[BEGIN GIVEN DATA]

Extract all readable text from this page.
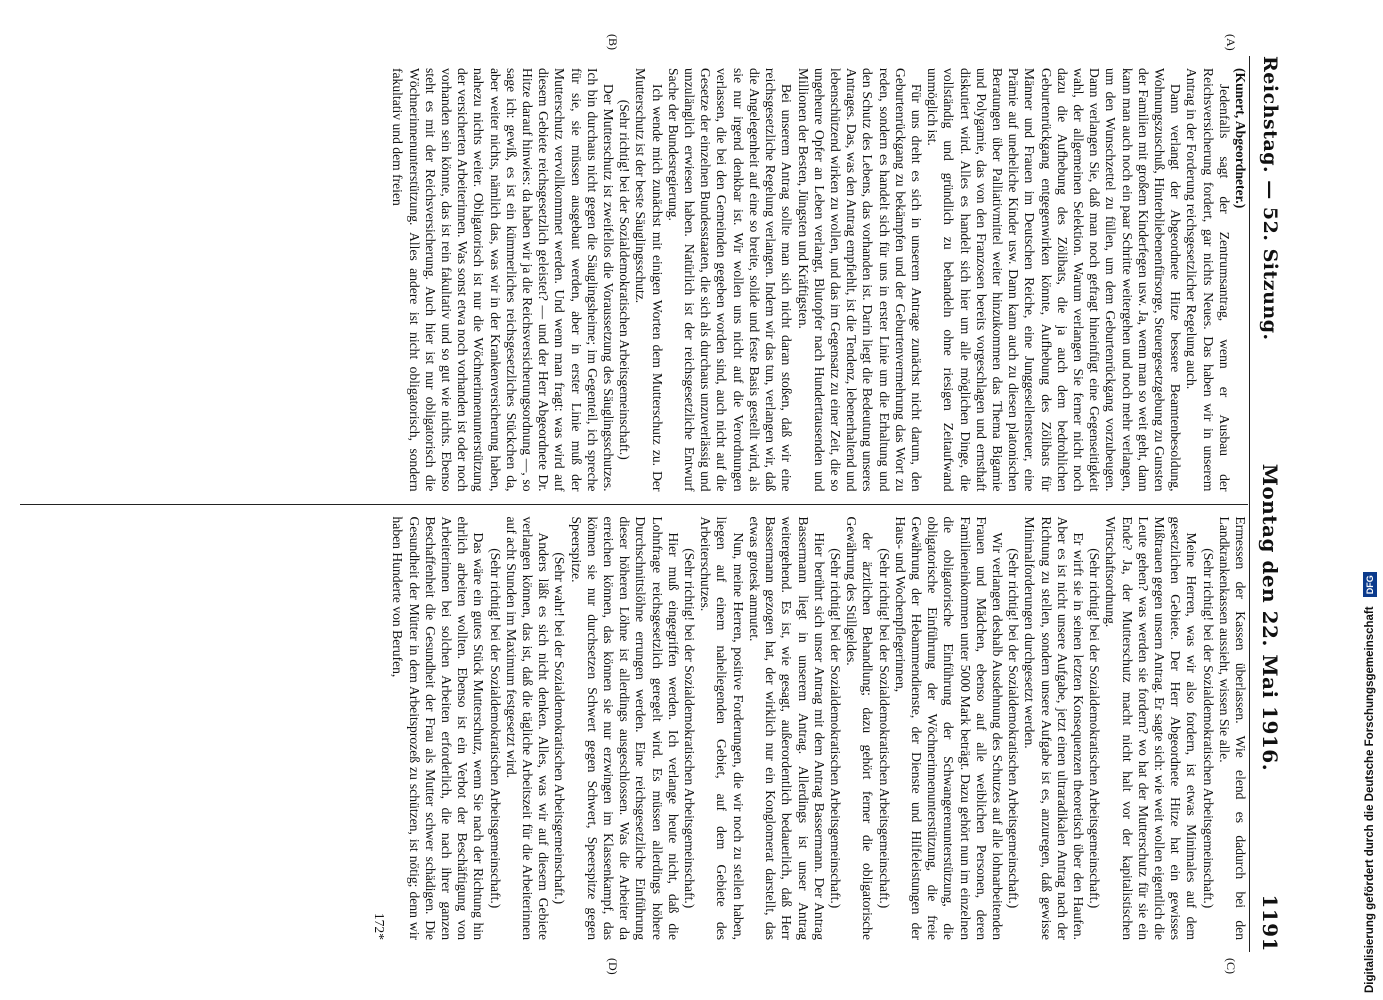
Reichstag. — 52. Sitzung.
Montag den 22. Mai 1916.
1191
(A)
(B)
(C)
(D)

(Kunert, Abgeordneter.)

Jedenfalls sagt der Zentrumsantrag, wenn er Ausbau der Reichsversicherung fordert, gar nichts Neues. Das haben wir in unserem Antrag in der Forderung reichsgesetzlicher Regelung auch.

Dann verlangt der Abgeordnete Hitze bessere Beamtenbesoldung, Wohnungszuschuß, Hinterbliebenenfürsorge, Steuergesetzgebung zu Gunsten der Familien mit großem Kinderfegen usw. Ja, wenn man so weit geht, dann kann man auch noch ein paar Schritte weitergehen und noch mehr verlangen, um den Wunschzettel zu füllen, um dem Geburtenrückgang vorzubeugen. Dann verlangen Sie, daß man noch gefragt hineinfügt eine Gegenseitigkeit wahl, der allgemeinen Selektion. Warum verlangen Sie ferner nicht noch dazu die Aufhebung des Zölibats, die ja auch dem bedrohlichen Geburtenrückgang entgegenwirken könnte, Aufhebung des Zölibats für Männer und Frauen im Deutschen Reiche, eine Junggesellensteuer, eine Prämie auf uneheliche Kinder usw. Dann kann auch zu diesen platonischen Beratungen über Palliativmittel weiter hinzukommen das Thema Bigamie und Polygamie, das von den Franzosen bereits vorgeschlagen und ernsthaft diskutiert wird. Alles es handelt sich hier um alle möglichen Dinge, die vollständig und gründlich zu behandeln ohne riesigen Zeitaufwand unmöglich ist.

Für uns dreht es sich in unserem Antrage zunächst nicht darum, den Geburtenrückgang zu bekämpfen und der Geburtenvermehrung das Wort zu reden, sondern es handelt sich für uns in erster Linie um die Erhaltung und den Schutz des Lebens, das vorhanden ist. Darin liegt die Bedeutung unseres Antrages. Das, was den Antrag empfiehlt, ist die Tendenz, lebenerhaltend und lebenschützend wirken zu wollen, und das im Gegensatz zu einer Zeit, die so ungeheure Opfer an Leben verlangt, Blutopfer nach Hunderttausenden und Millionen der Besten, Jüngsten und Kräftigsten.

Bei unserem Antrag sollte man sich nicht daran stoßen, daß wir eine reichsgesetzliche Regelung verlangen. Indem wir das tun, verlangen wir, daß die Angelegenheit auf eine so breite, solide und feste Basis gestellt wird, als sie nur irgend denkbar ist. Wir wollen uns nicht auf die Verordnungen verlassen, die bei den Gemeinden gegeben worden sind, auch nicht auf die Gesetze der einzelnen Bundesstaaten, die sich als durchaus unzuverlässig und unzulänglich erwiesen haben. Natürlich ist der reichsgesetzliche Entwurf Sache der Bundesregierung.

Ich wende mich zunächst mit einigen Worten dem Mutterschutz zu. Der Mutterschutz ist der beste Säuglingsschutz.

(Sehr richtig! bei der Sozialdemokratischen Arbeitsgemeinschaft.)

Der Mutterschutz ist zweifellos die Voraussetzung des Säuglingsschutzes. Ich bin durchaus nicht gegen die Säuglingsheime; im Gegenteil, ich spreche für sie, sie müssen ausgebaut werden, aber in erster Linie muß der Mutterschutz vervollkommnet werden. Und wenn man fragt: was wird auf diesem Gebiete reichsgesetzlich geleistet? — und der Herr Abgeordnete Dr. Hitze darauf hinwies: da haben wir ja die Reichsversicherungsordnung —, so sage ich: gewiß, es ist ein kümmerliches reichsgesetzliches Stückchen da, aber weiter nichts, nämlich das, was wir in der Krankenversicherung haben, nahezu nichts weiter. Obligatorisch ist nur die Wöchnerinnenunterstützung der versicherten Arbeiterinnen. Was sonst etwa noch vorhanden ist oder noch vorhanden sein könnte, das ist rein fakultativ und so gut wie nichts. Ebenso steht es mit der Reichsversicherung. Auch hier ist nur obligatorisch die Wöchnerinnenunterstützung. Alles andere ist nicht obligatorisch, sondern fakultativ und dem freien

Ermessen der Kassen überlassen. Wie elend es dadurch bei den Landkrankenkassen aussieht, wissen Sie alle.

(Sehr richtig! bei der Sozialdemokratischen Arbeitsgemeinschaft.)

Meine Herren, was wir also fordern, ist etwas Minimales auf dem gesetzlichen Gebiete. Der Herr Abgeordnete Hitze hat ein gewisses Mißtrauen gegen unsern Antrag. Er sagte sich: wie weit wollen eigentlich die Leute gehen? was werden sie fordern? wo hat der Mutterschutz für sie ein Ende? Ja, der Mutterschutz macht nicht halt vor der kapitalistischen Wirtschaftsordnung.

(Sehr richtig! bei der Sozialdemokratischen Arbeitsgemeinschaft.)

Er wirft sie in seinen letzten Konsequenzen theoretisch über den Haufen. Aber es ist nicht unsere Aufgabe, jetzt einen ultraradikalen Antrag nach der Richtung zu stellen, sondern unsere Aufgabe ist es, anzuregen, daß gewisse Minimalforderungen durchgesetzt werden.

(Sehr richtig! bei der Sozialdemokratischen Arbeitsgemeinschaft.)

Wir verlangen deshalb Ausdehnung des Schutzes auf alle lohnarbeitenden Frauen und Mädchen, ebenso auf alle weiblichen Personen, deren Familieneinkommen unter 5000 Mark beträgt. Dazu gehört nun im einzelnen die obligatorische Einführung der Schwangerenunterstützung, die obligatorische Einführung der Wöchnerinnenunterstützung, die freie Gewährung der Hebammendienste, der Dienste und Hilfeleistungen der Haus- und Wochenpflegerinnen,

(Sehr richtig! bei der Sozialdemokratischen Arbeitsgemeinschaft.)

der ärztlichen Behandlung; dazu gehört ferner die obligatorische Gewährung des Stillgeldes.

(Sehr richtig! bei der Sozialdemokratischen Arbeitsgemeinschaft.)

Hier berührt sich unser Antrag mit dem Antrag Bassermann. Der Antrag Bassermann liegt in unserem Antrag. Allerdings ist unser Antrag weitergehend. Es ist, wie gesagt, außerordentlich bedauerlich, daß Herr Bassermann gezogen hat, der wirklich nur ein Konglomerat darstellt, das etwas grotesk anmutet.

Nun, meine Herren, positive Forderungen, die wir noch zu stellen haben, liegen auf einem naheliegenden Gebiet, auf dem Gebiete des Arbeiterschutzes.

(Sehr richtig! bei der Sozialdemokratischen Arbeitsgemeinschaft.)

Hier muß eingegriffen werden. Ich verlange heute nicht, daß die Lohnfrage reichsgesetzlich geregelt wird. Es müssen allerdings höhere Durchschnittslöhne errungen werden. Eine reichsgesetzliche Einführung dieser höheren Löhne ist allerdings ausgeschlossen. Was die Arbeiter da erreichen können, das können sie nur erzwingen im Klassenkampf, das können sie nur durchsetzen Schwert gegen Schwert, Speerspitze gegen Speerspitze.

(Sehr wahr! bei der Sozialdemokratischen Arbeitsgemeinschaft.)

Anders läßt es sich nicht denken. Alles, was wir auf diesem Gebiete verlangen können, das ist, daß die tägliche Arbeitszeit für die Arbeiterinnen auf acht Stunden im Maximum festgesetzt wird.

(Sehr richtig! bei der Sozialdemokratischen Arbeitsgemeinschaft.)

Das wäre ein gutes Stück Mutterschutz, wenn Sie nach der Richtung hin ehrlich arbeiten wollten. Ebenso ist ein Verbot der Beschäftigung von Arbeiterinnen bei solchen Arbeiten erforderlich, die nach ihrer ganzen Beschaffenheit die Gesundheit der Frau als Mutter schwer schädigen. Die Gesundheit der Mütter in dem Arbeitsprozeß zu schützen, ist nötig; denn wir haben Hunderte von Berufen,

172*	Digitalisierung gefördert durch die Deutsche Forschungsgemeinschaft DFG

[END GIVEN DATA]

From the listing, extract all text exactly as given and drop any picture.

Extract all readable text from this page.
Reichstag. — 52. Sitzung.
Montag den 22. Mai 1916.
1191
(A)
(B)
(C)
(D)

(Kunert, Abgeordneter.)

Jedenfalls sagt der Zentrumsantrag, wenn er Ausbau der Reichsversicherung fordert, gar nichts Neues. Das haben wir in unserem Antrag in der Forderung reichsgesetzlicher Regelung auch.

Dann verlangt der Abgeordnete Hitze bessere Beamtenbesoldung, Wohnungszuschuß, Hinterbliebenenfürsorge, Steuergesetzgebung zu Gunsten der Familien mit großem Kinderfegen usw. Ja, wenn man so weit geht, dann kann man auch noch ein paar Schritte weitergehen und noch mehr verlangen, um den Wunschzettel zu füllen, um dem Geburtenrückgang vorzubeugen. Dann verlangen Sie, daß man noch gefragt hineinfügt eine Gegenseitigkeit wahl, der allgemeinen Selektion. Warum verlangen Sie ferner nicht noch dazu die Aufhebung des Zölibats, die ja auch dem bedrohlichen Geburtenrückgang entgegenwirken könnte, Aufhebung des Zölibats für Männer und Frauen im Deutschen Reiche, eine Junggesellensteuer, eine Prämie auf uneheliche Kinder usw. Dann kann auch zu diesen platonischen Beratungen über Palliativmittel weiter hinzukommen das Thema Bigamie und Polygamie, das von den Franzosen bereits vorgeschlagen und ernsthaft diskutiert wird. Alles es handelt sich hier um alle möglichen Dinge, die vollständig und gründlich zu behandeln ohne riesigen Zeitaufwand unmöglich ist.

Für uns dreht es sich in unserem Antrage zunächst nicht darum, den Geburtenrückgang zu bekämpfen und der Geburtenvermehrung das Wort zu reden, sondern es handelt sich für uns in erster Linie um die Erhaltung und den Schutz des Lebens, das vorhanden ist. Darin liegt die Bedeutung unseres Antrages. Das, was den Antrag empfiehlt, ist die Tendenz, lebenerhaltend und lebenschützend wirken zu wollen, und das im Gegensatz zu einer Zeit, die so ungeheure Opfer an Leben verlangt, Blutopfer nach Hunderttausenden und Millionen der Besten, Jüngsten und Kräftigsten.

Bei unserem Antrag sollte man sich nicht daran stoßen, daß wir eine reichsgesetzliche Regelung verlangen. Indem wir das tun, verlangen wir, daß die Angelegenheit auf eine so breite, solide und feste Basis gestellt wird, als sie nur irgend denkbar ist. Wir wollen uns nicht auf die Verordnungen verlassen, die bei den Gemeinden gegeben worden sind, auch nicht auf die Gesetze der einzelnen Bundesstaaten, die sich als durchaus unzuverlässig und unzulänglich erwiesen haben. Natürlich ist der reichsgesetzliche Entwurf Sache der Bundesregierung.

Ich wende mich zunächst mit einigen Worten dem Mutterschutz zu. Der Mutterschutz ist der beste Säuglingsschutz.

(Sehr richtig! bei der Sozialdemokratischen Arbeitsgemeinschaft.)

Der Mutterschutz ist zweifellos die Voraussetzung des Säuglingsschutzes. Ich bin durchaus nicht gegen die Säuglingsheime; im Gegenteil, ich spreche für sie, sie müssen ausgebaut werden, aber in erster Linie muß der Mutterschutz vervollkommnet werden. Und wenn man fragt: was wird auf diesem Gebiete reichsgesetzlich geleistet? — und der Herr Abgeordnete Dr. Hitze darauf hinwies: da haben wir ja die Reichsversicherungsordnung —, so sage ich: gewiß, es ist ein kümmerliches reichsgesetzliches Stückchen da, aber weiter nichts, nämlich das, was wir in der Krankenversicherung haben, nahezu nichts weiter. Obligatorisch ist nur die Wöchnerinnenunterstützung der versicherten Arbeiterinnen. Was sonst etwa noch vorhanden ist oder noch vorhanden sein könnte, das ist rein fakultativ und so gut wie nichts. Ebenso steht es mit der Reichsversicherung. Auch hier ist nur obligatorisch die Wöchnerinnenunterstützung. Alles andere ist nicht obligatorisch, sondern fakultativ und dem freien

Ermessen der Kassen überlassen. Wie elend es dadurch bei den Landkrankenkassen aussieht, wissen Sie alle.

(Sehr richtig! bei der Sozialdemokratischen Arbeitsgemeinschaft.)

Meine Herren, was wir also fordern, ist etwas Minimales auf dem gesetzlichen Gebiete. Der Herr Abgeordnete Hitze hat ein gewisses Mißtrauen gegen unsern Antrag. Er sagte sich: wie weit wollen eigentlich die Leute gehen? was werden sie fordern? wo hat der Mutterschutz für sie ein Ende? Ja, der Mutterschutz macht nicht halt vor der kapitalistischen Wirtschaftsordnung.

(Sehr richtig! bei der Sozialdemokratischen Arbeitsgemeinschaft.)

Er wirft sie in seinen letzten Konsequenzen theoretisch über den Haufen. Aber es ist nicht unsere Aufgabe, jetzt einen ultraradikalen Antrag nach der Richtung zu stellen, sondern unsere Aufgabe ist es, anzuregen, daß gewisse Minimalforderungen durchgesetzt werden.

(Sehr richtig! bei der Sozialdemokratischen Arbeitsgemeinschaft.)

Wir verlangen deshalb Ausdehnung des Schutzes auf alle lohnarbeitenden Frauen und Mädchen, ebenso auf alle weiblichen Personen, deren Familieneinkommen unter 5000 Mark beträgt. Dazu gehört nun im einzelnen die obligatorische Einführung der Schwangerenunterstützung, die obligatorische Einführung der Wöchnerinnenunterstützung, die freie Gewährung der Hebammendienste, der Dienste und Hilfeleistungen der Haus- und Wochenpflegerinnen,

(Sehr richtig! bei der Sozialdemokratischen Arbeitsgemeinschaft.)

der ärztlichen Behandlung; dazu gehört ferner die obligatorische Gewährung des Stillgeldes.

(Sehr richtig! bei der Sozialdemokratischen Arbeitsgemeinschaft.)

Hier berührt sich unser Antrag mit dem Antrag Bassermann. Der Antrag Bassermann liegt in unserem Antrag. Allerdings ist unser Antrag weitergehend. Es ist, wie gesagt, außerordentlich bedauerlich, daß Herr Bassermann gezogen hat, der wirklich nur ein Konglomerat darstellt, das etwas grotesk anmutet.

Nun, meine Herren, positive Forderungen, die wir noch zu stellen haben, liegen auf einem naheliegenden Gebiet, auf dem Gebiete des Arbeiterschutzes.

(Sehr richtig! bei der Sozialdemokratischen Arbeitsgemeinschaft.)

Hier muß eingegriffen werden. Ich verlange heute nicht, daß die Lohnfrage reichsgesetzlich geregelt wird. Es müssen allerdings höhere Durchschnittslöhne errungen werden. Eine reichsgesetzliche Einführung dieser höheren Löhne ist allerdings ausgeschlossen. Was die Arbeiter da erreichen können, das können sie nur erzwingen im Klassenkampf, das können sie nur durchsetzen Schwert gegen Schwert, Speerspitze gegen Speerspitze.

(Sehr wahr! bei der Sozialdemokratischen Arbeitsgemeinschaft.)

Anders läßt es sich nicht denken. Alles, was wir auf diesem Gebiete verlangen können, das ist, daß die tägliche Arbeitszeit für die Arbeiterinnen auf acht Stunden im Maximum festgesetzt wird.

(Sehr richtig! bei der Sozialdemokratischen Arbeitsgemeinschaft.)

Das wäre ein gutes Stück Mutterschutz, wenn Sie nach der Richtung hin ehrlich arbeiten wollten. Ebenso ist ein Verbot der Beschäftigung von Arbeiterinnen bei solchen Arbeiten erforderlich, die nach ihrer ganzen Beschaffenheit die Gesundheit der Frau als Mutter schwer schädigen. Die Gesundheit der Mütter in dem Arbeitsprozeß zu schützen, ist nötig; denn wir haben Hunderte von Berufen,

172*	Digitalisierung gefördert durch die Deutsche Forschungsgemeinschaft DFG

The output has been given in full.